Exercise objective: Can you turn the lines from the very first one through the line holding "x-axis-title: Query iteration", both included, into a JSON list of strings, with one string per line and blank lines left out?

Given information:
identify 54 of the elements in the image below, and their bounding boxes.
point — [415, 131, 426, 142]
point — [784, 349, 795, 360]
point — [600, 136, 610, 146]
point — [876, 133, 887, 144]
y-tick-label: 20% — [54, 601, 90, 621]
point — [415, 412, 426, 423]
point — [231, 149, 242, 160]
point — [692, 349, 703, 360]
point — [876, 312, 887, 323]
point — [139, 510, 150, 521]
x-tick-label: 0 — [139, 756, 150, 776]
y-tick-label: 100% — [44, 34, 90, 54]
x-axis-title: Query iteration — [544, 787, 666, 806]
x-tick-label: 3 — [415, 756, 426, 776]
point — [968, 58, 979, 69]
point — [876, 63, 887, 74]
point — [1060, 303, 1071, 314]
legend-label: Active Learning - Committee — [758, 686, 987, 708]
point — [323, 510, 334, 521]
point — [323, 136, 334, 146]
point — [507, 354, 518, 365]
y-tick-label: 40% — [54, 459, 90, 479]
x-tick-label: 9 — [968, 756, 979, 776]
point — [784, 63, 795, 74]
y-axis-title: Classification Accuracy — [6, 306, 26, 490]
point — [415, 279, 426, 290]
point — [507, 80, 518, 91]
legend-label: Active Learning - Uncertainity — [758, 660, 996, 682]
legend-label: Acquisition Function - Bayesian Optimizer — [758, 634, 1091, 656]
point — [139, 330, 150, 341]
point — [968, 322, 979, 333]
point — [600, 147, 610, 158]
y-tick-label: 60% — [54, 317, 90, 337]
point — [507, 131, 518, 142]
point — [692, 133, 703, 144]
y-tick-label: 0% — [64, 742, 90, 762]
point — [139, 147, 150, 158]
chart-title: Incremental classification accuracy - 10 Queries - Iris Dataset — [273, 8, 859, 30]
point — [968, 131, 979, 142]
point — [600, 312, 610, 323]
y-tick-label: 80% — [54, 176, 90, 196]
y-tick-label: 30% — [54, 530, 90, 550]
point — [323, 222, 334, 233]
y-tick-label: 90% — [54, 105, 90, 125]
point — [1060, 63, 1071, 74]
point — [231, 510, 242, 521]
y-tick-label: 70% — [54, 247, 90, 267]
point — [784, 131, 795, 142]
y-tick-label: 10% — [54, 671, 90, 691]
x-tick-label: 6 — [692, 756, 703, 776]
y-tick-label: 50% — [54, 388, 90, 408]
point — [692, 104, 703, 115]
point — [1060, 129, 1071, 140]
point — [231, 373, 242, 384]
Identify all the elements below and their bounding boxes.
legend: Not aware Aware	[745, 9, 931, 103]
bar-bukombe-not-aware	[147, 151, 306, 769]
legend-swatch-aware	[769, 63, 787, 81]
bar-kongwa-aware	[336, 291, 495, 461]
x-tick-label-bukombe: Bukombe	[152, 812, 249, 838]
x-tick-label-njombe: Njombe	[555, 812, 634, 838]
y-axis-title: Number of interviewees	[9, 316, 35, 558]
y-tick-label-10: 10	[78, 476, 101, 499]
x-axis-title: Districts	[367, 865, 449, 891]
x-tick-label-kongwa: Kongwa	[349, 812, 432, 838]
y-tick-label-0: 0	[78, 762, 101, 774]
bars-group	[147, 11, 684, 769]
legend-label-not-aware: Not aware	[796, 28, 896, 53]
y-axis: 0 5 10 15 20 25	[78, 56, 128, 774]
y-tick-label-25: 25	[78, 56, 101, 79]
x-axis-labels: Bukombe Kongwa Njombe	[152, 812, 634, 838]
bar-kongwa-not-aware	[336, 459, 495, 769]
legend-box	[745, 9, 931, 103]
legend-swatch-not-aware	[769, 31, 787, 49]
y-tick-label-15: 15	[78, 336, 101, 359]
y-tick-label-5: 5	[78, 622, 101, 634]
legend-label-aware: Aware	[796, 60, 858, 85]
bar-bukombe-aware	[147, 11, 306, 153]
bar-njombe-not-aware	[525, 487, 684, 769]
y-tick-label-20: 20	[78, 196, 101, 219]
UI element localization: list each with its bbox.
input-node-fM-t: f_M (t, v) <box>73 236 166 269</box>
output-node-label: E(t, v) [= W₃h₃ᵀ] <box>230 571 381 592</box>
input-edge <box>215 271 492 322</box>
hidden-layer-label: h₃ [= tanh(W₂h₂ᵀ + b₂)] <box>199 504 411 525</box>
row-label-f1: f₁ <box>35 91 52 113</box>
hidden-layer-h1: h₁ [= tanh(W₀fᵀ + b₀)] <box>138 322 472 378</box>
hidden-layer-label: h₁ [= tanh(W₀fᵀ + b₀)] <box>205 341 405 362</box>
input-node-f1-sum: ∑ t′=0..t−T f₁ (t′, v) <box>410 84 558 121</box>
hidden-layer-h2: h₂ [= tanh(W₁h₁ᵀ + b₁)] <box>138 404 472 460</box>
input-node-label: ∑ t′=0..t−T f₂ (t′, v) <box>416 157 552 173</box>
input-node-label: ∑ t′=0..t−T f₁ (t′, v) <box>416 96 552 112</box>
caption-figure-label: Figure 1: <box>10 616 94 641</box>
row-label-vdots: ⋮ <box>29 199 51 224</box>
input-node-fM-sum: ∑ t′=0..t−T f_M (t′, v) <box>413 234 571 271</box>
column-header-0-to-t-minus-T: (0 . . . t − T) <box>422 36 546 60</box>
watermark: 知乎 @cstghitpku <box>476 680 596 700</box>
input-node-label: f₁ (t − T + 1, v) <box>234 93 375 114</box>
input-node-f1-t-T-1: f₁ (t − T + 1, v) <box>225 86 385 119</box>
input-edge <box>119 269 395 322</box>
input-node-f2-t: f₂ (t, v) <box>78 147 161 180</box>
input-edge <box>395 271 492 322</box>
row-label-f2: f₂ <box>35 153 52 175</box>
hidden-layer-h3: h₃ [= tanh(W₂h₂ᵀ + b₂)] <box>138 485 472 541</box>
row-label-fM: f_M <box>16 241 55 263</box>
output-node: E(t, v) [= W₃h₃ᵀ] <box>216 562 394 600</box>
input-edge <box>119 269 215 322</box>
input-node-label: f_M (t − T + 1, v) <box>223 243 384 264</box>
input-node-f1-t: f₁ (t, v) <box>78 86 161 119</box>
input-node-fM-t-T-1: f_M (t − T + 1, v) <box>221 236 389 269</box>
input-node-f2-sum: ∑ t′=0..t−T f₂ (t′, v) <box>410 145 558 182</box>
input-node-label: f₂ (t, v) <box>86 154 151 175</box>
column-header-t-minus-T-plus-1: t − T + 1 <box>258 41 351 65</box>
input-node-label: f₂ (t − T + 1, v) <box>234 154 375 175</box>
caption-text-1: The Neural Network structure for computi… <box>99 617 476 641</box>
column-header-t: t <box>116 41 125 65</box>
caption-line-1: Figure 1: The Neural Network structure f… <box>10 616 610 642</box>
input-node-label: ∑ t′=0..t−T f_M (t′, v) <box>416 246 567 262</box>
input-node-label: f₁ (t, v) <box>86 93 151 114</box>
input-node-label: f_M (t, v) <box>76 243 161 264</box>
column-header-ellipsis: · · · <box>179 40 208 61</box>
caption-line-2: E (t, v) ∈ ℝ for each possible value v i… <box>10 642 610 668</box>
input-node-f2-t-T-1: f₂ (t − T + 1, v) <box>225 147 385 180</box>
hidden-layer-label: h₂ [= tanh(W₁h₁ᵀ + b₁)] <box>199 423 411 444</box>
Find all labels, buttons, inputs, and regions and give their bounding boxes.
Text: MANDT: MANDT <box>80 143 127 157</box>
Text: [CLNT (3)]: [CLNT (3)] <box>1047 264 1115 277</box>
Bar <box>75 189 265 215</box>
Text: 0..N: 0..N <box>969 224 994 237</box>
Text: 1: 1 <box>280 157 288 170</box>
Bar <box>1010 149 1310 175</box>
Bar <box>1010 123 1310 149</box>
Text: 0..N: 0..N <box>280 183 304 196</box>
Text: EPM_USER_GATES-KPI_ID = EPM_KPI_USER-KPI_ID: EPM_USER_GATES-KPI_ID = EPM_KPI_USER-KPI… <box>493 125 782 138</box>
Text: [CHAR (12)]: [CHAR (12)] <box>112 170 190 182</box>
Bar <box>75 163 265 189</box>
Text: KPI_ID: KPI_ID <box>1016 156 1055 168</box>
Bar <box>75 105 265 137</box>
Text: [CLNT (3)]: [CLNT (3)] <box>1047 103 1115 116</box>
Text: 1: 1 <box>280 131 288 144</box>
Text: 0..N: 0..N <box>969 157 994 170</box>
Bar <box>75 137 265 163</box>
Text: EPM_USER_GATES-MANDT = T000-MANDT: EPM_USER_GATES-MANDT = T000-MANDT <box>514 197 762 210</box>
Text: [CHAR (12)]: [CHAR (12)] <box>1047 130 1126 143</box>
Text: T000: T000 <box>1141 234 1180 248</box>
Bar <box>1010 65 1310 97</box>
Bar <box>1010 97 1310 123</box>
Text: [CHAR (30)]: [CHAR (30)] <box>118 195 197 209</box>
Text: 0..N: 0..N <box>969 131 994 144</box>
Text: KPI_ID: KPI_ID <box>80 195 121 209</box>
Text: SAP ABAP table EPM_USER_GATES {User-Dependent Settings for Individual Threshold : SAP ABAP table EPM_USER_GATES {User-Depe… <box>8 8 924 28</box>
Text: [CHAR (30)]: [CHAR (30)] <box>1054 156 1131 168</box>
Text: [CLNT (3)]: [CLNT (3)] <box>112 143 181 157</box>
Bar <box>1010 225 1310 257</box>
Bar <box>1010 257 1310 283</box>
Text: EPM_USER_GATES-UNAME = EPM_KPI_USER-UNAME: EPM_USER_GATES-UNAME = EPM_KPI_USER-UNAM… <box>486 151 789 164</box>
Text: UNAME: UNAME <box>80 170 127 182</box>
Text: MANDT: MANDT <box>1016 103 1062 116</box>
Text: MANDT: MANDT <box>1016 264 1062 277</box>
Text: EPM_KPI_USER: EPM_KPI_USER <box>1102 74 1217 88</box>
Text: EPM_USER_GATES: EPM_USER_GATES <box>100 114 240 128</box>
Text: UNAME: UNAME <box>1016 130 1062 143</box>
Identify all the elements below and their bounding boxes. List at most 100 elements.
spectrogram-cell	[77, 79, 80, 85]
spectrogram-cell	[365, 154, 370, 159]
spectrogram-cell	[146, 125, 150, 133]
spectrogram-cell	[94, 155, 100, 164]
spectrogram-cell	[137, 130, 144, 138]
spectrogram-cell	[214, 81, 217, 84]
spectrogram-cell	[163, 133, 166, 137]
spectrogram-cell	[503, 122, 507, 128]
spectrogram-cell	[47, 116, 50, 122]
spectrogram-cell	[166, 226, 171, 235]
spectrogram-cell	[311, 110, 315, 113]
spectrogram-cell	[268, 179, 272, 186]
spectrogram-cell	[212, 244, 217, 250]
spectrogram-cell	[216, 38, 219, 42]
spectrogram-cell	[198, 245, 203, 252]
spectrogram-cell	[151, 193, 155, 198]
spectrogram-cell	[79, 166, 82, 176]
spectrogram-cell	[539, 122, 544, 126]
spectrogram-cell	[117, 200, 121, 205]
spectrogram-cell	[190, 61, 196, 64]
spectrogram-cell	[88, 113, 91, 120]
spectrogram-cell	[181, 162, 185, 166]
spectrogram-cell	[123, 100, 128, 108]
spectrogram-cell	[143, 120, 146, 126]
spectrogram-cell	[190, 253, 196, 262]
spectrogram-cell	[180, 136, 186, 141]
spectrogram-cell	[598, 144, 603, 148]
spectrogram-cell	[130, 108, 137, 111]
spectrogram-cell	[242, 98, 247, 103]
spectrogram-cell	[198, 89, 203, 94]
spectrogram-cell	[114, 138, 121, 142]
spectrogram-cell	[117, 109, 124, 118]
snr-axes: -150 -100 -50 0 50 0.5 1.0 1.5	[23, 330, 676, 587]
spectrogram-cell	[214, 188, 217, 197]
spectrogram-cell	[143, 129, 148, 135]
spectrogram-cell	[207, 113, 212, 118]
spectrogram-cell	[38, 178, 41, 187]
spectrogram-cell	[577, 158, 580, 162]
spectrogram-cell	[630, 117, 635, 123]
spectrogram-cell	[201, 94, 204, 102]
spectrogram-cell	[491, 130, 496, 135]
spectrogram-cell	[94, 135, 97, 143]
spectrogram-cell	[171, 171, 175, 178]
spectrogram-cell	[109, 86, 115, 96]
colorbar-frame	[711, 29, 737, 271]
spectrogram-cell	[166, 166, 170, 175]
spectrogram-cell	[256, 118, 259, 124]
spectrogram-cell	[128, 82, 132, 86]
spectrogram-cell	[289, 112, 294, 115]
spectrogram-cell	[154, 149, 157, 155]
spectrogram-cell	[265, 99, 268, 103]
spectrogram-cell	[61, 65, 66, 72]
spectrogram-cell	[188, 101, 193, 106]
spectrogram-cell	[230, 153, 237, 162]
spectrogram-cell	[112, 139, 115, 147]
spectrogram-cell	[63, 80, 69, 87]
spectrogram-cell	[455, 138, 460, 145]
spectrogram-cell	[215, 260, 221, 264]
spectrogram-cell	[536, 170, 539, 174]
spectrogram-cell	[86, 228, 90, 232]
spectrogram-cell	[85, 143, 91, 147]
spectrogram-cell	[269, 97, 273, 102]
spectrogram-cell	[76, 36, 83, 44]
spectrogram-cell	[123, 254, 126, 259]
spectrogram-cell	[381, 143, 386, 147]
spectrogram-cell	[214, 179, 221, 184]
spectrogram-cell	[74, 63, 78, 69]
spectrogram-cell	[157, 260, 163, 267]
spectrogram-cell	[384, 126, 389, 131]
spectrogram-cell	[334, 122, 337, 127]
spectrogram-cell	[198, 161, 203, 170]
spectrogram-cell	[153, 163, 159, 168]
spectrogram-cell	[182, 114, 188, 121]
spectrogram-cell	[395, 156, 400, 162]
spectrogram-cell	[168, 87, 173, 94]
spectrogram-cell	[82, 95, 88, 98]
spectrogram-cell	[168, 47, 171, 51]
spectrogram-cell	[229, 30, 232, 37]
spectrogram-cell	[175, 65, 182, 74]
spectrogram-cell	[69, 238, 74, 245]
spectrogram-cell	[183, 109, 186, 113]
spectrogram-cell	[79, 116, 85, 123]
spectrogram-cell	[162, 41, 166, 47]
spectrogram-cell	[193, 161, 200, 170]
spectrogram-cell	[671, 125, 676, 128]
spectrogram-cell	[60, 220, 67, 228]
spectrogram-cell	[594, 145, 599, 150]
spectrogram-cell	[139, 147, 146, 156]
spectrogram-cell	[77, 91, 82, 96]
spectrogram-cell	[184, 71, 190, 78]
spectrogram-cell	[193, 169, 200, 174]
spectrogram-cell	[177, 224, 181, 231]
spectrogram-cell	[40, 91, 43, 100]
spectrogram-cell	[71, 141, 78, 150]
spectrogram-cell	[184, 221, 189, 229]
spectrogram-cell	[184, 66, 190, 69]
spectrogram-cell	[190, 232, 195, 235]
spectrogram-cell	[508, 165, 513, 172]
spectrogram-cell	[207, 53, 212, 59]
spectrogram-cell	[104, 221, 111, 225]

Right answer:
[
  "identify 54 of the elements in the image below, and their bounding boxes.",
  "point — [415, 131, 426, 142]",
  "point — [784, 349, 795, 360]",
  "point — [600, 136, 610, 146]",
  "point — [876, 133, 887, 144]",
  "y-tick-label: 20% — [54, 601, 90, 621]",
  "point — [415, 412, 426, 423]",
  "point — [231, 149, 242, 160]",
  "point — [692, 349, 703, 360]",
  "point — [876, 312, 887, 323]",
  "point — [139, 510, 150, 521]",
  "x-tick-label: 0 — [139, 756, 150, 776]",
  "y-tick-label: 100% — [44, 34, 90, 54]",
  "x-axis-title: Query iteration — [544, 787, 666, 806]"
]